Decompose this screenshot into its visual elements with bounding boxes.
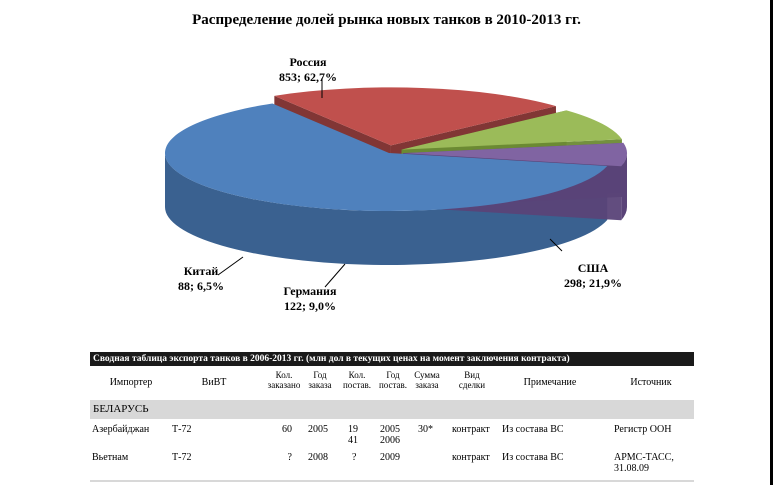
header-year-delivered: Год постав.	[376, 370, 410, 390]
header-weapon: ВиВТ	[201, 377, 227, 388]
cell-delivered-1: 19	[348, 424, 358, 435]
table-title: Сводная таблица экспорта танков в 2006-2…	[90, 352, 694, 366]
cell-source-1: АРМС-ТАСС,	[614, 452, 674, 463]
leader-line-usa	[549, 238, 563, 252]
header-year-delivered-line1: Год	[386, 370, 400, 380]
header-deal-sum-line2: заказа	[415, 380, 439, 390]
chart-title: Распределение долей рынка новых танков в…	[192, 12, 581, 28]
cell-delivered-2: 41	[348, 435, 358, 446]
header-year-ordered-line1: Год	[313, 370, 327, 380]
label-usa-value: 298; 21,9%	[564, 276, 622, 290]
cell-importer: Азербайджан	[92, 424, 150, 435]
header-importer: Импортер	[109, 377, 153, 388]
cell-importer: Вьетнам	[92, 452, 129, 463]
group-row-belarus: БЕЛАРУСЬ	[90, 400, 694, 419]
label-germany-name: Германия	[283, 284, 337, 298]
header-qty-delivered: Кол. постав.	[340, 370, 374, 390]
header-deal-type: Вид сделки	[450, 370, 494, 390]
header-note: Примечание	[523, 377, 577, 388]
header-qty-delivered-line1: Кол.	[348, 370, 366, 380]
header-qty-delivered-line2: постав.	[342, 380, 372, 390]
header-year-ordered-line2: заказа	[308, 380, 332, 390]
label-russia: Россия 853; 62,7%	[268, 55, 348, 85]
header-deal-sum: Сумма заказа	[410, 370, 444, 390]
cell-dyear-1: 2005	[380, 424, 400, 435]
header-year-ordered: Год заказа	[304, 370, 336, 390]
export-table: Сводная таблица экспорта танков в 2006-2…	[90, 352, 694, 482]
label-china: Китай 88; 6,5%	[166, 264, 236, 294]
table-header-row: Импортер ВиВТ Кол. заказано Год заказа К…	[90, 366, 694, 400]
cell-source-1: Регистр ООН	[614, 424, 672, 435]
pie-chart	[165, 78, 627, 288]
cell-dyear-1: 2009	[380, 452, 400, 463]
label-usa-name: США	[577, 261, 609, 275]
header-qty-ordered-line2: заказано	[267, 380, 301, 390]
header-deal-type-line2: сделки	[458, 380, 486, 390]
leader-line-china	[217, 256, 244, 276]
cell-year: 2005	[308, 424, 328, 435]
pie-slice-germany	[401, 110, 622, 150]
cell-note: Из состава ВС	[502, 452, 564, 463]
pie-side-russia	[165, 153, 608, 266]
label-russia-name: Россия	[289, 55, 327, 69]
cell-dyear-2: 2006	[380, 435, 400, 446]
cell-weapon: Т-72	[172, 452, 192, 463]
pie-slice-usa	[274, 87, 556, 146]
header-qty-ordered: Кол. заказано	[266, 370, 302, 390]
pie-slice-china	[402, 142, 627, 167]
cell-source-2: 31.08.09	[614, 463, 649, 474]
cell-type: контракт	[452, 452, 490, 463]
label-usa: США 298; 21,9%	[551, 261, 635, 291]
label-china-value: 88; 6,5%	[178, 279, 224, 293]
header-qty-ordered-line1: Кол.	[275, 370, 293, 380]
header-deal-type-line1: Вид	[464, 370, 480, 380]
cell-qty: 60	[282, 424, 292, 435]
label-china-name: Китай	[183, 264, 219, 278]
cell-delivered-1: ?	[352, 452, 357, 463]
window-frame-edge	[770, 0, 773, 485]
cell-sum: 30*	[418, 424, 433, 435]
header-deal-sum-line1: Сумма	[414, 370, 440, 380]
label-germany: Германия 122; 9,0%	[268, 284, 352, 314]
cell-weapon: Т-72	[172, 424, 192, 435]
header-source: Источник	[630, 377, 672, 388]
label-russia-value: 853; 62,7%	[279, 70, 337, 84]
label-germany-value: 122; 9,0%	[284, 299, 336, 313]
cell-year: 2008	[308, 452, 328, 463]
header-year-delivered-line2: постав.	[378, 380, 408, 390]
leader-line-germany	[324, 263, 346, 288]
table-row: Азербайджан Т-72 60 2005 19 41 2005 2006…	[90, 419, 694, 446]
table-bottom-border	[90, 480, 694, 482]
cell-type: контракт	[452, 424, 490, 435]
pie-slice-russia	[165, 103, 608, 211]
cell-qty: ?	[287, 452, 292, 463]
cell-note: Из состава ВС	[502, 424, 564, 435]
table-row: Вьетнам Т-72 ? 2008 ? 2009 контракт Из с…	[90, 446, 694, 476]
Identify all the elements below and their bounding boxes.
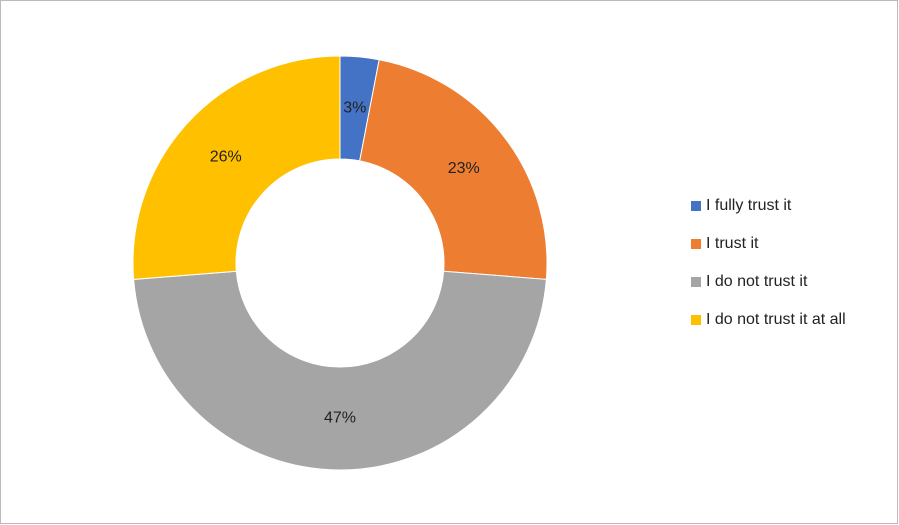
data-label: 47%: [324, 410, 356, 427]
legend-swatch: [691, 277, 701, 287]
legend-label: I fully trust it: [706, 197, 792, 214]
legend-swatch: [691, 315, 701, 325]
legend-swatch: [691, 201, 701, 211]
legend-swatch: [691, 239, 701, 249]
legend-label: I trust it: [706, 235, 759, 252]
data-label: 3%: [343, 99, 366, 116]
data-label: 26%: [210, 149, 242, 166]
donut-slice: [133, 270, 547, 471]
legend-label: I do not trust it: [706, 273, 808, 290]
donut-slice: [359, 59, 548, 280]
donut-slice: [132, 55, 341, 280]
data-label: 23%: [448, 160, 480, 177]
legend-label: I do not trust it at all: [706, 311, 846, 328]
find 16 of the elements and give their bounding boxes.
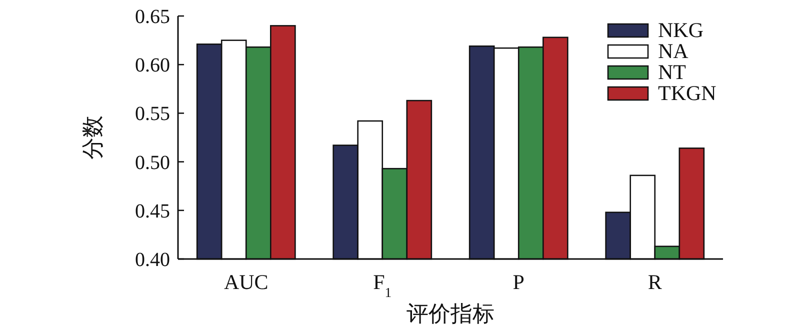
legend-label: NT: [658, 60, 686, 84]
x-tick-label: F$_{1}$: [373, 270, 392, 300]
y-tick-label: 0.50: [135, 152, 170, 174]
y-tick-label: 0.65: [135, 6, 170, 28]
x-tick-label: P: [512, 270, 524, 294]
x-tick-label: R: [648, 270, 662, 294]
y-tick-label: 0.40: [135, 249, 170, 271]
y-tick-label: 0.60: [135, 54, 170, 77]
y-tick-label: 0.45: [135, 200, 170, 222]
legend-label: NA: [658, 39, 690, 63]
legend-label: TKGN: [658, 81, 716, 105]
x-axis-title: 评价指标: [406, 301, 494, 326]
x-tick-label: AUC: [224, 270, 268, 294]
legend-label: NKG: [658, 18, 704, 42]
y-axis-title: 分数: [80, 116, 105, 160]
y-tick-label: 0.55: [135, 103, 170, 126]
###
- Goal of the exercise -
Write out all of the rows above again word for word, leaving out the pictures.

- Result of this task -
Decompose this screenshot into its visual elements with bounding boxes.
header-year-delivered: Год постав.	[376, 370, 410, 390]
header-weapon: ВиВТ	[201, 377, 227, 388]
cell-delivered-1: 19	[348, 424, 358, 435]
table-title: Сводная таблица экспорта танков в 2006-2…	[90, 352, 694, 366]
cell-source-1: АРМС-ТАСС,	[614, 452, 674, 463]
leader-line-usa	[549, 238, 563, 252]
header-year-delivered-line1: Год	[386, 370, 400, 380]
header-deal-sum-line2: заказа	[415, 380, 439, 390]
chart-title: Распределение долей рынка новых танков в…	[192, 12, 581, 28]
cell-delivered-2: 41	[348, 435, 358, 446]
header-year-ordered-line1: Год	[313, 370, 327, 380]
label-usa-value: 298; 21,9%	[564, 276, 622, 290]
cell-importer: Азербайджан	[92, 424, 150, 435]
header-importer: Импортер	[109, 377, 153, 388]
cell-importer: Вьетнам	[92, 452, 129, 463]
group-row-belarus: БЕЛАРУСЬ	[90, 400, 694, 419]
label-germany-name: Германия	[283, 284, 337, 298]
header-qty-delivered: Кол. постав.	[340, 370, 374, 390]
header-deal-type: Вид сделки	[450, 370, 494, 390]
header-note: Примечание	[523, 377, 577, 388]
header-qty-delivered-line1: Кол.	[348, 370, 366, 380]
header-qty-delivered-line2: постав.	[342, 380, 372, 390]
header-year-ordered-line2: заказа	[308, 380, 332, 390]
label-russia: Россия 853; 62,7%	[268, 55, 348, 85]
header-deal-sum: Сумма заказа	[410, 370, 444, 390]
cell-dyear-1: 2005	[380, 424, 400, 435]
header-year-ordered: Год заказа	[304, 370, 336, 390]
export-table: Сводная таблица экспорта танков в 2006-2…	[90, 352, 694, 482]
label-china: Китай 88; 6,5%	[166, 264, 236, 294]
table-header-row: Импортер ВиВТ Кол. заказано Год заказа К…	[90, 366, 694, 400]
cell-source-1: Регистр ООН	[614, 424, 672, 435]
pie-chart	[165, 78, 627, 288]
cell-dyear-1: 2009	[380, 452, 400, 463]
label-usa-name: США	[577, 261, 609, 275]
header-qty-ordered-line2: заказано	[267, 380, 301, 390]
header-deal-type-line2: сделки	[458, 380, 486, 390]
leader-line-china	[217, 256, 244, 276]
cell-year: 2005	[308, 424, 328, 435]
pie-slice-germany	[401, 110, 622, 150]
cell-note: Из состава ВС	[502, 452, 564, 463]
pie-side-russia	[165, 153, 608, 266]
label-russia-name: Россия	[289, 55, 327, 69]
cell-dyear-2: 2006	[380, 435, 400, 446]
cell-weapon: Т-72	[172, 452, 192, 463]
pie-slice-usa	[274, 87, 556, 146]
header-qty-ordered: Кол. заказано	[266, 370, 302, 390]
pie-slice-china	[402, 142, 627, 167]
cell-source-2: 31.08.09	[614, 463, 649, 474]
cell-type: контракт	[452, 452, 490, 463]
label-usa: США 298; 21,9%	[551, 261, 635, 291]
label-china-value: 88; 6,5%	[178, 279, 224, 293]
header-qty-ordered-line1: Кол.	[275, 370, 293, 380]
header-deal-type-line1: Вид	[464, 370, 480, 380]
cell-qty: 60	[282, 424, 292, 435]
label-china-name: Китай	[183, 264, 219, 278]
cell-delivered-1: ?	[352, 452, 357, 463]
window-frame-edge	[770, 0, 773, 485]
cell-sum: 30*	[418, 424, 433, 435]
header-deal-sum-line1: Сумма	[414, 370, 440, 380]
label-germany: Германия 122; 9,0%	[268, 284, 352, 314]
cell-weapon: Т-72	[172, 424, 192, 435]
header-source: Источник	[630, 377, 672, 388]
label-russia-value: 853; 62,7%	[279, 70, 337, 84]
label-germany-value: 122; 9,0%	[284, 299, 336, 313]
cell-year: 2008	[308, 452, 328, 463]
header-year-delivered-line2: постав.	[378, 380, 408, 390]
leader-line-germany	[324, 263, 346, 288]
table-row: Азербайджан Т-72 60 2005 19 41 2005 2006…	[90, 419, 694, 446]
table-bottom-border	[90, 480, 694, 482]
cell-type: контракт	[452, 424, 490, 435]
pie-slice-russia	[165, 103, 608, 211]
cell-qty: ?	[287, 452, 292, 463]
cell-note: Из состава ВС	[502, 424, 564, 435]
table-row: Вьетнам Т-72 ? 2008 ? 2009 контракт Из с…	[90, 446, 694, 476]
Identify all the elements below and their bounding boxes.
data-label: 47%: [324, 410, 356, 427]
legend-swatch: [691, 277, 701, 287]
legend-label: I fully trust it: [706, 197, 792, 214]
legend-swatch: [691, 315, 701, 325]
legend-swatch: [691, 201, 701, 211]
legend-swatch: [691, 239, 701, 249]
legend-label: I trust it: [706, 235, 759, 252]
data-label: 3%: [343, 99, 366, 116]
data-label: 26%: [210, 149, 242, 166]
donut-slice: [133, 270, 547, 471]
legend-label: I do not trust it: [706, 273, 808, 290]
donut-slice: [359, 59, 548, 280]
donut-slice: [132, 55, 341, 280]
data-label: 23%: [448, 160, 480, 177]
legend-label: I do not trust it at all: [706, 311, 846, 328]
find 16 of the elements and give their bounding boxes.
legend-label: NT: [658, 60, 686, 84]
x-tick-label: F$_{1}$: [373, 270, 392, 300]
y-tick-label: 0.50: [135, 152, 170, 174]
y-tick-label: 0.65: [135, 6, 170, 28]
x-tick-label: P: [512, 270, 524, 294]
x-tick-label: R: [648, 270, 662, 294]
y-tick-label: 0.40: [135, 249, 170, 271]
y-tick-label: 0.60: [135, 54, 170, 77]
y-tick-label: 0.45: [135, 200, 170, 222]
legend-label: NA: [658, 39, 690, 63]
legend-label: TKGN: [658, 81, 716, 105]
x-axis-title: 评价指标: [406, 301, 494, 326]
x-tick-label: AUC: [224, 270, 268, 294]
legend-label: NKG: [658, 18, 704, 42]
y-axis-title: 分数: [80, 116, 105, 160]
y-tick-label: 0.55: [135, 103, 170, 126]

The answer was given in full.